(What you should do): Give only the number of lines in the data that contain the word "JSON".
*** Record excerpts ***
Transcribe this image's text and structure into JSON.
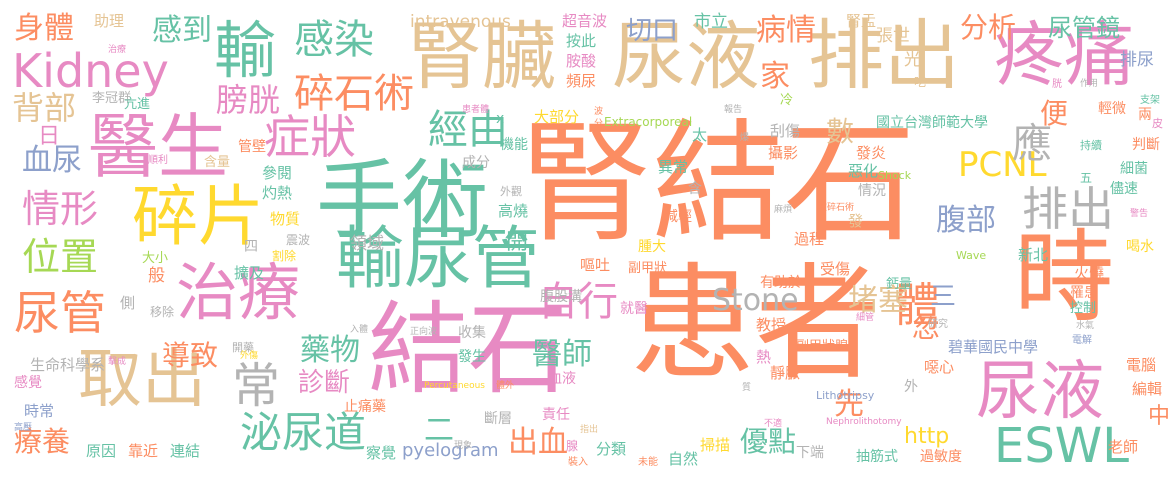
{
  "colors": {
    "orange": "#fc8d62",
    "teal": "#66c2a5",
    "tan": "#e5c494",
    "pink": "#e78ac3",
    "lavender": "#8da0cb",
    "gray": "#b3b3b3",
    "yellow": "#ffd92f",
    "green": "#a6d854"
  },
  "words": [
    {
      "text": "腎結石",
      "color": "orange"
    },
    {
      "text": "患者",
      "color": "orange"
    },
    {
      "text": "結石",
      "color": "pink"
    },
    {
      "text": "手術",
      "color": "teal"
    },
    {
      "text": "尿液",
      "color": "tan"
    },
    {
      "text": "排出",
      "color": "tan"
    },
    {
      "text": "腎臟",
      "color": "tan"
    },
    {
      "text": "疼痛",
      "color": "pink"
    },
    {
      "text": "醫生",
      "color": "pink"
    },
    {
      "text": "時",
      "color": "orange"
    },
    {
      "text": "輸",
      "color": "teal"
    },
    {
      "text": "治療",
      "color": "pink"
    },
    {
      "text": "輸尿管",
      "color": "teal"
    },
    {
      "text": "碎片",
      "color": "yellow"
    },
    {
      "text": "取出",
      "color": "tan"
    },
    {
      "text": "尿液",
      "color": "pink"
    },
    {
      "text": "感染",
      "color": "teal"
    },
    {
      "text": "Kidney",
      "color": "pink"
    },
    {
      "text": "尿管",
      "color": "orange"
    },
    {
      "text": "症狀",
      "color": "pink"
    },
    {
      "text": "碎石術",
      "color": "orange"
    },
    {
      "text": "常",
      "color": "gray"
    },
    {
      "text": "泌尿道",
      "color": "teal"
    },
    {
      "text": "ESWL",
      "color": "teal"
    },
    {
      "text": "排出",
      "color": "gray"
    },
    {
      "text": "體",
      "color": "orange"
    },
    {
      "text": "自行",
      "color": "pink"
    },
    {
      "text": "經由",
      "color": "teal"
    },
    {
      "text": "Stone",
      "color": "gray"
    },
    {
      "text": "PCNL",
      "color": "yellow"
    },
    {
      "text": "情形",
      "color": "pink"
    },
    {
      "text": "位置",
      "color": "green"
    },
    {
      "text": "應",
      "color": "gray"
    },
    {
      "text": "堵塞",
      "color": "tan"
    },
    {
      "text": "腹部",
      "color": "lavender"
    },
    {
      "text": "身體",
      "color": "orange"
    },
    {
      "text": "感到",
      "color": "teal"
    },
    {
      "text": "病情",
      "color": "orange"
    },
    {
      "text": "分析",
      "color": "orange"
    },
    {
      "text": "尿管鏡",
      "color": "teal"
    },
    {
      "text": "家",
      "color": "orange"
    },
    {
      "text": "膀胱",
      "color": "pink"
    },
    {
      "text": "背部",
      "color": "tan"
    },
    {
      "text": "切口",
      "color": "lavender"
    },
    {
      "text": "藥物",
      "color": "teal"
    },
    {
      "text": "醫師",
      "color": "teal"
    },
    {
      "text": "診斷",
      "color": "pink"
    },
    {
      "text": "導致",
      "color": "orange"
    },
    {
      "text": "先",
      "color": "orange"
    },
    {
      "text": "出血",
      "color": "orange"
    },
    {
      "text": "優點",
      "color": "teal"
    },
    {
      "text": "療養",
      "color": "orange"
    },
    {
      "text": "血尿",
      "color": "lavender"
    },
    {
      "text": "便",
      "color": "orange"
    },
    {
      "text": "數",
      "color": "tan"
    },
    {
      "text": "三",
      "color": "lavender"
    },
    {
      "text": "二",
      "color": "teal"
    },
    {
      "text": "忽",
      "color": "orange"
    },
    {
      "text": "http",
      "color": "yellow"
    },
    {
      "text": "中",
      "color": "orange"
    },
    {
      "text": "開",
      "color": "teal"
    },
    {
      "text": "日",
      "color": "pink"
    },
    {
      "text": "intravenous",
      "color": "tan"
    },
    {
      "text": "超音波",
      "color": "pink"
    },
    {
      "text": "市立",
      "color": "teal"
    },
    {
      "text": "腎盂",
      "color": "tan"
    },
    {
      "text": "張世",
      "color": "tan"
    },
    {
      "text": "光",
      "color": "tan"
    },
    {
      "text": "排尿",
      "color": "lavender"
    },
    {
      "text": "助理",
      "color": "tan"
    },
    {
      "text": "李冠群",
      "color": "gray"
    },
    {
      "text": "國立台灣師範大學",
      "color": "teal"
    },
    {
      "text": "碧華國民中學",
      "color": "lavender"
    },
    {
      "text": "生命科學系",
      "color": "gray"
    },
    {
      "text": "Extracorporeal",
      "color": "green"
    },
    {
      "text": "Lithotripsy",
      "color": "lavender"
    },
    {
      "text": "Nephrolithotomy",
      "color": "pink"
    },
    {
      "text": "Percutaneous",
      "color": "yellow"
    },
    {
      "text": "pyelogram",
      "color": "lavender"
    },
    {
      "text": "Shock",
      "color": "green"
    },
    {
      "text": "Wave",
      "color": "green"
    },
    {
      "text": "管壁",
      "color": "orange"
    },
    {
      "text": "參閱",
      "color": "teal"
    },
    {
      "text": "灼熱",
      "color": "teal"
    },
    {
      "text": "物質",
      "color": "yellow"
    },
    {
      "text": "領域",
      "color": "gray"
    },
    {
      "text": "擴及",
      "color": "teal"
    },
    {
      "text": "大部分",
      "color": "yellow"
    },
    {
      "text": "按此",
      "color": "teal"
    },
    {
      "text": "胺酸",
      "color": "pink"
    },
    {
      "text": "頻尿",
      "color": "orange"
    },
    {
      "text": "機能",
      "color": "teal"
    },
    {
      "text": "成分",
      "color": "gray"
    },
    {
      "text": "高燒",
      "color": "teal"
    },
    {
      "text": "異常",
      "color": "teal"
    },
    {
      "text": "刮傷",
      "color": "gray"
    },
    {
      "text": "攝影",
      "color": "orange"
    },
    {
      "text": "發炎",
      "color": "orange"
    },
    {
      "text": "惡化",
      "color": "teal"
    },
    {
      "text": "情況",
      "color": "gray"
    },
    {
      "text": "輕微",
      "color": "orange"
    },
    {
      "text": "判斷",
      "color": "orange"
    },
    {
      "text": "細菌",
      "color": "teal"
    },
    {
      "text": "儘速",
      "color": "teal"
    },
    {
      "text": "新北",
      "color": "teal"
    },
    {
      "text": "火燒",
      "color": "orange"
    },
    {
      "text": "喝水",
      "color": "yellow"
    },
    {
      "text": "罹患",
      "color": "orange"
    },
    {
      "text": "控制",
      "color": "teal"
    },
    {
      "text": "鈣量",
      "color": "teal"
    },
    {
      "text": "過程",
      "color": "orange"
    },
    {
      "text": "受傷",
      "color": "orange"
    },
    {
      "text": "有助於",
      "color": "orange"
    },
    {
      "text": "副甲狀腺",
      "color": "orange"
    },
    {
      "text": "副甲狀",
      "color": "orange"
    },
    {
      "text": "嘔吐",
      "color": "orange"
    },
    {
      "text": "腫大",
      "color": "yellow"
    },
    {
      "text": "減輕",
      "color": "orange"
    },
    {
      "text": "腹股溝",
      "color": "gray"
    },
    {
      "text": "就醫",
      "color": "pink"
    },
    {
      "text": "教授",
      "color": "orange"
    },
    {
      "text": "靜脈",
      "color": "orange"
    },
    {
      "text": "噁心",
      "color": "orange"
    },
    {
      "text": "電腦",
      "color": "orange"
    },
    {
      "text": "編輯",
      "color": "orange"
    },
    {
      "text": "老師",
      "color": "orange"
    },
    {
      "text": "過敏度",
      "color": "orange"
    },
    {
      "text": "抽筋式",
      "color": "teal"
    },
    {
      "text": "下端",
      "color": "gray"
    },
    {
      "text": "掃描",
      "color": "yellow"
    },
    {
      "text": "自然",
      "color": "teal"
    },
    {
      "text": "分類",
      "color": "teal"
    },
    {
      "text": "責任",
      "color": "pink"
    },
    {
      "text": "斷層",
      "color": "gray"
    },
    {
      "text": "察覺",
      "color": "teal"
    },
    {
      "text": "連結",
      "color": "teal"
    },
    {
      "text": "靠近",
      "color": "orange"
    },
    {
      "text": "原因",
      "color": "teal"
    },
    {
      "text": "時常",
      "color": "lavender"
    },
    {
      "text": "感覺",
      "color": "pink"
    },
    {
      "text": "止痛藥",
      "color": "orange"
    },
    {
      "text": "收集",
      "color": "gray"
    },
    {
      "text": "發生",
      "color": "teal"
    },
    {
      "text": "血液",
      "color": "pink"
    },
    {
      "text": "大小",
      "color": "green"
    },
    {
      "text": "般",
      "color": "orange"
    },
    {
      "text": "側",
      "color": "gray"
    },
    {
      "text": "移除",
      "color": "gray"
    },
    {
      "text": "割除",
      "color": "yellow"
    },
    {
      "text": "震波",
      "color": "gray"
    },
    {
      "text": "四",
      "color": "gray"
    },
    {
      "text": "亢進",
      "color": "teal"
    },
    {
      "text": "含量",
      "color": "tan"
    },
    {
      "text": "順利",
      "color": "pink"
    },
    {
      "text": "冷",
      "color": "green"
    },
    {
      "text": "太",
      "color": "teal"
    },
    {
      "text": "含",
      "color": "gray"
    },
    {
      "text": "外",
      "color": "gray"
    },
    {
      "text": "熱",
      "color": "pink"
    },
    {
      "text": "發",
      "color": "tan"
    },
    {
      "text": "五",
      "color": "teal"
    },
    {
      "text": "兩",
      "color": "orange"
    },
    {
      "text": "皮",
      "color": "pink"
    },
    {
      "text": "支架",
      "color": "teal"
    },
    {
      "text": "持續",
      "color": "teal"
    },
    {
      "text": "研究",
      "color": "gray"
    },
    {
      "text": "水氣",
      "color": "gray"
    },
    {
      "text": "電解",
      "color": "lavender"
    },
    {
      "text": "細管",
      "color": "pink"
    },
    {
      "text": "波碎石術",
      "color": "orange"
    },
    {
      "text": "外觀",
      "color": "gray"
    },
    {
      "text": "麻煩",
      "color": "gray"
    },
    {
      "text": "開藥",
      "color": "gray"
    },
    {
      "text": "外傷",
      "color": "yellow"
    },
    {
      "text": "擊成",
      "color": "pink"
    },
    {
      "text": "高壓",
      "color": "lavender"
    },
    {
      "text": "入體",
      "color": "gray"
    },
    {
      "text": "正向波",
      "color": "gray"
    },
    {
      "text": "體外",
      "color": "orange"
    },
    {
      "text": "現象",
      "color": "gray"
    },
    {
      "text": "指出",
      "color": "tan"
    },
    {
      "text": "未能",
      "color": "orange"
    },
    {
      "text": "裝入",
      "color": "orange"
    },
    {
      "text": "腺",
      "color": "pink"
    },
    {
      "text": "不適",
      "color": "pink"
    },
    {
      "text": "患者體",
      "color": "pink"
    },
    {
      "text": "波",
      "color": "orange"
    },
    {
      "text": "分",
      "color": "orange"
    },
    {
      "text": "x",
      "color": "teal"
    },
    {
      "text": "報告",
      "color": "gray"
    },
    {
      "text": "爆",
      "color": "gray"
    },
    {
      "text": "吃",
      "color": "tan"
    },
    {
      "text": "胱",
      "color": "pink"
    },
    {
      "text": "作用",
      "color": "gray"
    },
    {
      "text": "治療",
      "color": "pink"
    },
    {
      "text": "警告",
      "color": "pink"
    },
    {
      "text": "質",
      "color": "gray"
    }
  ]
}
***
*** Record excerpts ***
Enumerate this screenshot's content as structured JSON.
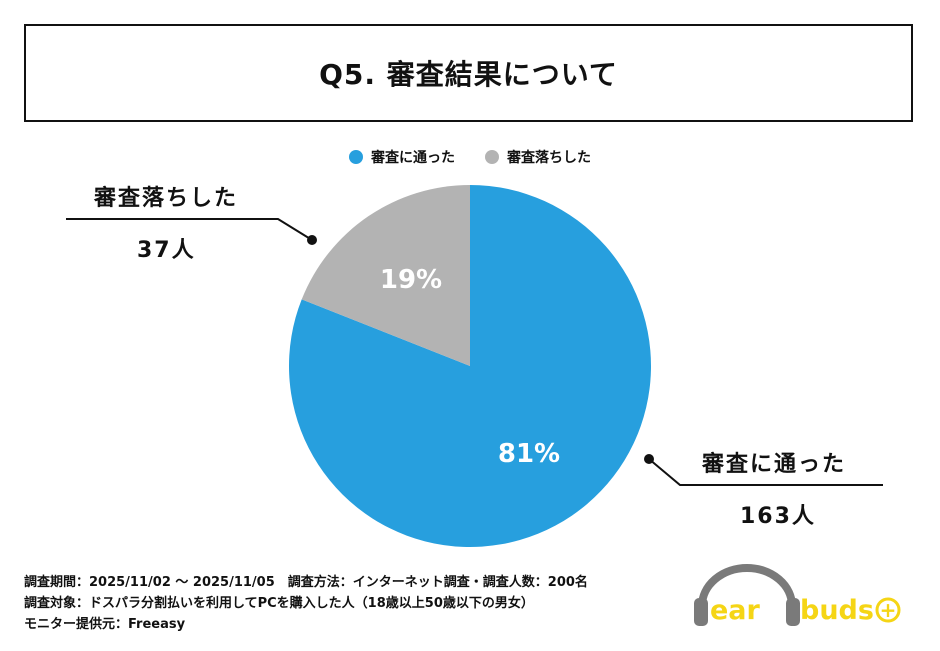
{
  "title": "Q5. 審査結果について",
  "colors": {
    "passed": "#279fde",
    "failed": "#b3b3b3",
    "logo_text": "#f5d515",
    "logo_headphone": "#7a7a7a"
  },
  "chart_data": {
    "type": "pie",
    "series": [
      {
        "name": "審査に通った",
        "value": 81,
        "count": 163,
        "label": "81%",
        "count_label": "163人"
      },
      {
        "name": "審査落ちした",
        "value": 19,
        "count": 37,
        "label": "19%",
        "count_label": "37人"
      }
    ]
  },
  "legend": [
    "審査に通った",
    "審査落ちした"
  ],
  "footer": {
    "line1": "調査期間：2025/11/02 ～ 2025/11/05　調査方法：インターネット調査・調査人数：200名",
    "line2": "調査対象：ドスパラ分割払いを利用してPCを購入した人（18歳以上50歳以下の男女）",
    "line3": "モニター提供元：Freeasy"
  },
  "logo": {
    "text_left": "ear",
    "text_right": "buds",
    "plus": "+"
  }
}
***
(Full answer): 2